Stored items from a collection
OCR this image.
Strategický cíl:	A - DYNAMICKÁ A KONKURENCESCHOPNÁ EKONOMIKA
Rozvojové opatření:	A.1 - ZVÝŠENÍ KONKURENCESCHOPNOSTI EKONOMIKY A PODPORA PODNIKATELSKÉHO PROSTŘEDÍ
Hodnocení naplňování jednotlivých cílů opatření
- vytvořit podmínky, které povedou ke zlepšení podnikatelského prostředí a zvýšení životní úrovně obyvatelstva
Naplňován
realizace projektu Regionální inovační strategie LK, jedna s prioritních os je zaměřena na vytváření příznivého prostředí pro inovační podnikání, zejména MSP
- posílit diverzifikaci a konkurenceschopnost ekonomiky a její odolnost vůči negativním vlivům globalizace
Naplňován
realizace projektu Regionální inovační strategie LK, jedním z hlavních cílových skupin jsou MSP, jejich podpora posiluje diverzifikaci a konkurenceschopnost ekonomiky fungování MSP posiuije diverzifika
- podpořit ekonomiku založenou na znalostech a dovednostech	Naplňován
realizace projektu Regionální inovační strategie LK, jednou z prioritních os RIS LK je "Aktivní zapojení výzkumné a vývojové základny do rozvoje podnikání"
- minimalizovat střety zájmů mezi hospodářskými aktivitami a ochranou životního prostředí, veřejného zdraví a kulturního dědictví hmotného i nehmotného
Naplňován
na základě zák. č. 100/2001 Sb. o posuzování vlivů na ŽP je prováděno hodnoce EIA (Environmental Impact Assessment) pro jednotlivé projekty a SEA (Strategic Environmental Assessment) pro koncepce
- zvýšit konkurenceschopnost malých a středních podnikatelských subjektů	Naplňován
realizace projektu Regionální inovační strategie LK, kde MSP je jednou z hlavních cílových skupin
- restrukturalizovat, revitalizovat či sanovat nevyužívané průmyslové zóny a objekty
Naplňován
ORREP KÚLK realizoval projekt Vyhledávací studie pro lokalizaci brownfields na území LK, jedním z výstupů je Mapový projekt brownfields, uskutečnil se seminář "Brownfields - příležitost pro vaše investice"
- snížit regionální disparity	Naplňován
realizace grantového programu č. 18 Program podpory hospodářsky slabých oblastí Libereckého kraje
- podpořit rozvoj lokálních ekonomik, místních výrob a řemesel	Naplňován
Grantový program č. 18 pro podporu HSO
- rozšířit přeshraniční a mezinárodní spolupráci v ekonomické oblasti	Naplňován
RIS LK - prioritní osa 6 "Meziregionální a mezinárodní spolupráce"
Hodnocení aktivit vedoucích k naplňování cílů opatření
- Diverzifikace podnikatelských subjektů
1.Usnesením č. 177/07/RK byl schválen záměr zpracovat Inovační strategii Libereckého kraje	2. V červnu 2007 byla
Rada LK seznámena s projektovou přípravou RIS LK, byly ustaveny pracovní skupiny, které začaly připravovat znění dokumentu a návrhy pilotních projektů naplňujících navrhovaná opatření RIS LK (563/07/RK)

### Short problem
Exactly reproduce every line of the data above.

### Reply
OCR this image.
Strategický cíl:	A - DYNAMICKÁ A KONKURENCESCHOPNÁ EKONOMIKA
Rozvojové opatření:	A.1 - ZVÝŠENÍ KONKURENCESCHOPNOSTI EKONOMIKY A PODPORA PODNIKATELSKÉHO PROSTŘEDÍ
Hodnocení naplňování jednotlivých cílů opatření
- vytvořit podmínky, které povedou ke zlepšení podnikatelského prostředí a zvýšení životní úrovně obyvatelstva
Naplňován
realizace projektu Regionální inovační strategie LK, jedna s prioritních os je zaměřena na vytváření příznivého prostředí pro inovační podnikání, zejména MSP
- posílit diverzifikaci a konkurenceschopnost ekonomiky a její odolnost vůči negativním vlivům globalizace
Naplňován
realizace projektu Regionální inovační strategie LK, jedním z hlavních cílových skupin jsou MSP, jejich podpora posiluje diverzifikaci a konkurenceschopnost ekonomiky fungování MSP posiuije diverzifika
- podpořit ekonomiku založenou na znalostech a dovednostech	Naplňován
realizace projektu Regionální inovační strategie LK, jednou z prioritních os RIS LK je "Aktivní zapojení výzkumné a vývojové základny do rozvoje podnikání"
- minimalizovat střety zájmů mezi hospodářskými aktivitami a ochranou životního prostředí, veřejného zdraví a kulturního dědictví hmotného i nehmotného
Naplňován
na základě zák. č. 100/2001 Sb. o posuzování vlivů na ŽP je prováděno hodnoce EIA (Environmental Impact Assessment) pro jednotlivé projekty a SEA (Strategic Environmental Assessment) pro koncepce
- zvýšit konkurenceschopnost malých a středních podnikatelských subjektů	Naplňován
realizace projektu Regionální inovační strategie LK, kde MSP je jednou z hlavních cílových skupin
- restrukturalizovat, revitalizovat či sanovat nevyužívané průmyslové zóny a objekty
Naplňován
ORREP KÚLK realizoval projekt Vyhledávací studie pro lokalizaci brownfields na území LK, jedním z výstupů je Mapový projekt brownfields, uskutečnil se seminář "Brownfields - příležitost pro vaše investice"
- snížit regionální disparity	Naplňován
realizace grantového programu č. 18 Program podpory hospodářsky slabých oblastí Libereckého kraje
- podpořit rozvoj lokálních ekonomik, místních výrob a řemesel	Naplňován
Grantový program č. 18 pro podporu HSO
- rozšířit přeshraniční a mezinárodní spolupráci v ekonomické oblasti	Naplňován
RIS LK - prioritní osa 6 "Meziregionální a mezinárodní spolupráce"
Hodnocení aktivit vedoucích k naplňování cílů opatření
- Diverzifikace podnikatelských subjektů
1.Usnesením č. 177/07/RK byl schválen záměr zpracovat Inovační strategii Libereckého kraje	2. V červnu 2007 byla
Rada LK seznámena s projektovou přípravou RIS LK, byly ustaveny pracovní skupiny, které začaly připravovat znění dokumentu a návrhy pilotních projektů naplňujících navrhovaná opatření RIS LK (563/07/RK)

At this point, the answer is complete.